═════ Data listing ═════

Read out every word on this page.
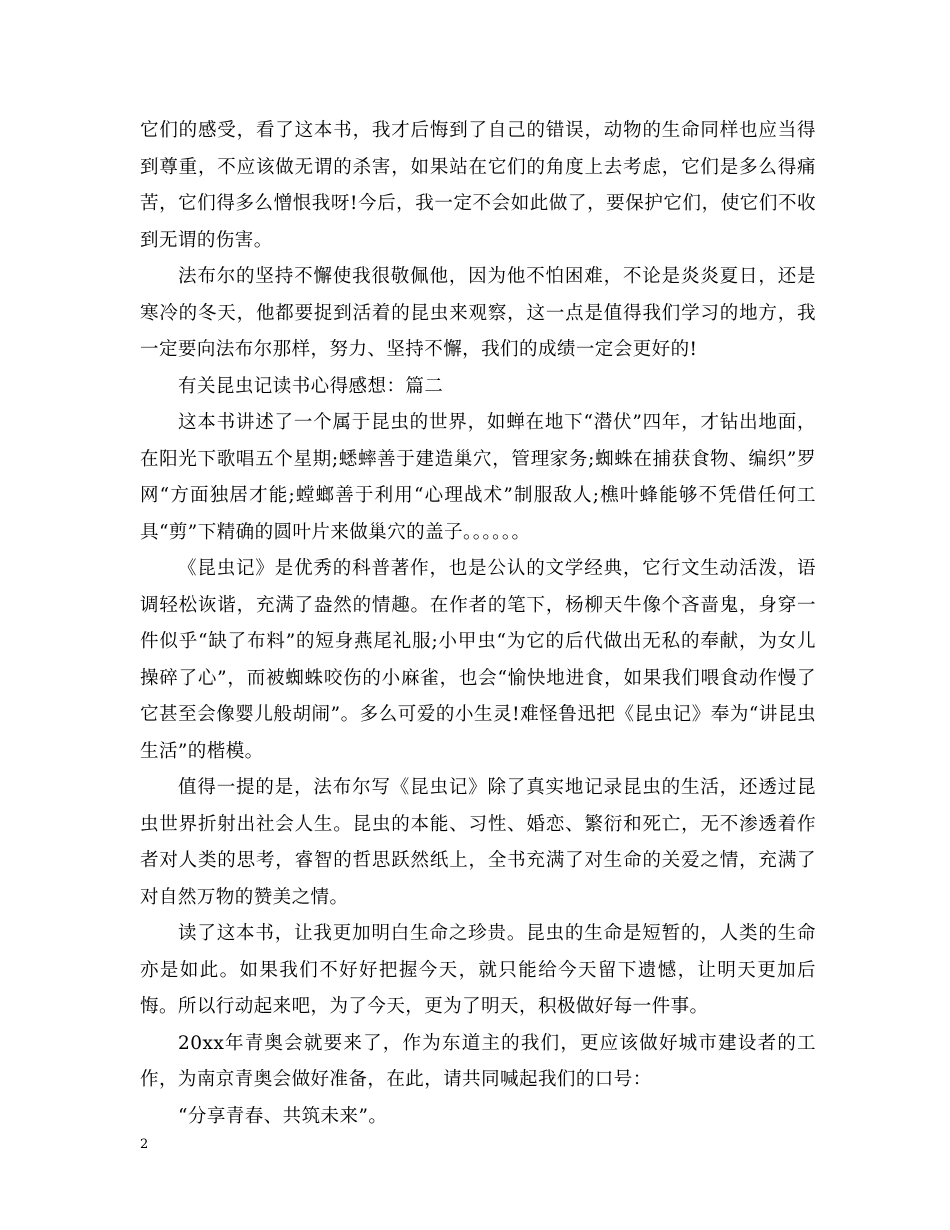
它们的感受，看了这本书，我才后悔到了自己的错误，动物的生命同样也应当得到尊重，不应该做无谓的杀害，如果站在它们的角度上去考虑，它们是多么得痛苦，它们得多么憎恨我呀!今后，我一定不会如此做了，要保护它们，使它们不收到无谓的伤害。

法布尔的坚持不懈使我很敬佩他，因为他不怕困难，不论是炎炎夏日，还是寒冷的冬天，他都要捉到活着的昆虫来观察，这一点是值得我们学习的地方，我一定要向法布尔那样，努力、坚持不懈，我们的成绩一定会更好的!

有关昆虫记读书心得感想：篇二

这本书讲述了一个属于昆虫的世界，如蝉在地下“潜伏”四年，才钻出地面，在阳光下歌唱五个星期;蟋蟀善于建造巢穴，管理家务;蜘蛛在捕获食物、编织”罗网“方面独居才能;螳螂善于利用“心理战术”制服敌人;樵叶蜂能够不凭借任何工具“剪”下精确的圆叶片来做巢穴的盖子。。。。。。

《昆虫记》是优秀的科普著作，也是公认的文学经典，它行文生动活泼，语调轻松诙谐，充满了盎然的情趣。在作者的笔下，杨柳天牛像个吝啬鬼，身穿一件似乎“缺了布料”的短身燕尾礼服;小甲虫“为它的后代做出无私的奉献，为女儿操碎了心”，而被蜘蛛咬伤的小麻雀，也会“愉快地进食，如果我们喂食动作慢了它甚至会像婴儿般胡闹”。多么可爱的小生灵!难怪鲁迅把《昆虫记》奉为“讲昆虫生活”的楷模。

值得一提的是，法布尔写《昆虫记》除了真实地记录昆虫的生活，还透过昆虫世界折射出社会人生。昆虫的本能、习性、婚恋、繁衍和死亡，无不渗透着作者对人类的思考，睿智的哲思跃然纸上，全书充满了对生命的关爱之情，充满了对自然万物的赞美之情。

读了这本书，让我更加明白生命之珍贵。昆虫的生命是短暂的，人类的生命亦是如此。如果我们不好好把握今天，就只能给今天留下遗憾，让明天更加后悔。所以行动起来吧，为了今天，更为了明天，积极做好每一件事。

20xx年青奥会就要来了，作为东道主的我们，更应该做好城市建设者的工作，为南京青奥会做好准备，在此，请共同喊起我们的口号：

“分享青春、共筑未来”。

2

═════

Exercise requirements ::
Quote each line of the listing exactly, but leave the pictures out.

Answer to the problem ::
Read out every word on this page.
它们的感受，看了这本书，我才后悔到了自己的错误，动物的生命同样也应当得到尊重，不应该做无谓的杀害，如果站在它们的角度上去考虑，它们是多么得痛苦，它们得多么憎恨我呀!今后，我一定不会如此做了，要保护它们，使它们不收到无谓的伤害。

法布尔的坚持不懈使我很敬佩他，因为他不怕困难，不论是炎炎夏日，还是寒冷的冬天，他都要捉到活着的昆虫来观察，这一点是值得我们学习的地方，我一定要向法布尔那样，努力、坚持不懈，我们的成绩一定会更好的!

有关昆虫记读书心得感想：篇二

这本书讲述了一个属于昆虫的世界，如蝉在地下“潜伏”四年，才钻出地面，在阳光下歌唱五个星期;蟋蟀善于建造巢穴，管理家务;蜘蛛在捕获食物、编织”罗网“方面独居才能;螳螂善于利用“心理战术”制服敌人;樵叶蜂能够不凭借任何工具“剪”下精确的圆叶片来做巢穴的盖子。。。。。。

《昆虫记》是优秀的科普著作，也是公认的文学经典，它行文生动活泼，语调轻松诙谐，充满了盎然的情趣。在作者的笔下，杨柳天牛像个吝啬鬼，身穿一件似乎“缺了布料”的短身燕尾礼服;小甲虫“为它的后代做出无私的奉献，为女儿操碎了心”，而被蜘蛛咬伤的小麻雀，也会“愉快地进食，如果我们喂食动作慢了它甚至会像婴儿般胡闹”。多么可爱的小生灵!难怪鲁迅把《昆虫记》奉为“讲昆虫生活”的楷模。

值得一提的是，法布尔写《昆虫记》除了真实地记录昆虫的生活，还透过昆虫世界折射出社会人生。昆虫的本能、习性、婚恋、繁衍和死亡，无不渗透着作者对人类的思考，睿智的哲思跃然纸上，全书充满了对生命的关爱之情，充满了对自然万物的赞美之情。

读了这本书，让我更加明白生命之珍贵。昆虫的生命是短暂的，人类的生命亦是如此。如果我们不好好把握今天，就只能给今天留下遗憾，让明天更加后悔。所以行动起来吧，为了今天，更为了明天，积极做好每一件事。

20xx年青奥会就要来了，作为东道主的我们，更应该做好城市建设者的工作，为南京青奥会做好准备，在此，请共同喊起我们的口号：

“分享青春、共筑未来”。

2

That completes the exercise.